* _WRITTEN REQUEST_
Records follow. Pull out every line that contains "School".

▬▬▬

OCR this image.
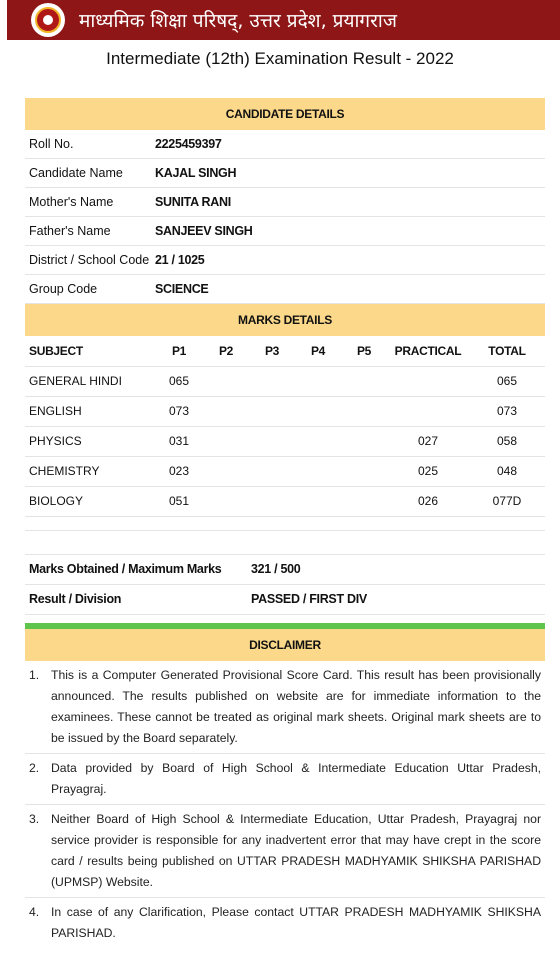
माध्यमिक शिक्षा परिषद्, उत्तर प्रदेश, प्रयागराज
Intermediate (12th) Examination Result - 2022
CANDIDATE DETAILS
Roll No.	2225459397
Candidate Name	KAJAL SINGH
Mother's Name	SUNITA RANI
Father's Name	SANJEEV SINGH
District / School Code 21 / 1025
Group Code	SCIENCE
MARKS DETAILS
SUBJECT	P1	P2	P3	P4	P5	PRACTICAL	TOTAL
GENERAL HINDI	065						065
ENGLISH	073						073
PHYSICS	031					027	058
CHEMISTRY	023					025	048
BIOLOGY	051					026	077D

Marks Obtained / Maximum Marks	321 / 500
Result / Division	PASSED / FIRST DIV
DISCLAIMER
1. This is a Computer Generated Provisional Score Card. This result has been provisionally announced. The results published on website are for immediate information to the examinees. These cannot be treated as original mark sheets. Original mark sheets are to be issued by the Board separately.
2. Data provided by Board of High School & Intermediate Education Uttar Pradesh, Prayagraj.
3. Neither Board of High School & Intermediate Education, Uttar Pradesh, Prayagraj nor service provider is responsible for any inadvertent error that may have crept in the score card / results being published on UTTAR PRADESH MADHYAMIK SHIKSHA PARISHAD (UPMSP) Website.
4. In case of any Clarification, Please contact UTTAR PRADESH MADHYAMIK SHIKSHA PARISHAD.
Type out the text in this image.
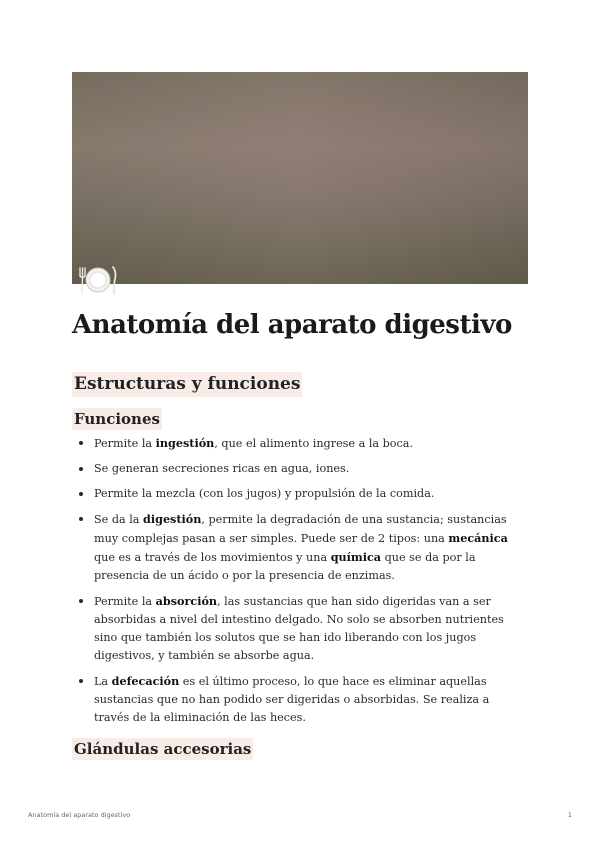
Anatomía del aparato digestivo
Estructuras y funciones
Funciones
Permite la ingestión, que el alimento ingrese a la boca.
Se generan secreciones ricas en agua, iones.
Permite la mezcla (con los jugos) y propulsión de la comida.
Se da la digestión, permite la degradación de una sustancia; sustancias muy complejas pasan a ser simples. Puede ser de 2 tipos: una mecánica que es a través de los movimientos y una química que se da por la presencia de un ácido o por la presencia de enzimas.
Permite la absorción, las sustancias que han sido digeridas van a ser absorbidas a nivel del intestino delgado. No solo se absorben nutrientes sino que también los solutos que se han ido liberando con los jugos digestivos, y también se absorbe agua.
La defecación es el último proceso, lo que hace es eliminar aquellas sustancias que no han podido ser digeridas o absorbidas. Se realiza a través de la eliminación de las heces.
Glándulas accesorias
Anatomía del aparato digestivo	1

▬▬▬

* _ANSWER TO THE EXERCISE_
District / School Code 21 / 1025
2. Data provided by Board of High School & Intermediate Education Uttar Pradesh, Prayagraj.
3. Neither Board of High School & Intermediate Education, Uttar Pradesh, Prayagraj nor service provider is responsible for any inadvertent error that may have crept in the score card / results being published on UTTAR PRADESH MADHYAMIK SHIKSHA PARISHAD (UPMSP) Website.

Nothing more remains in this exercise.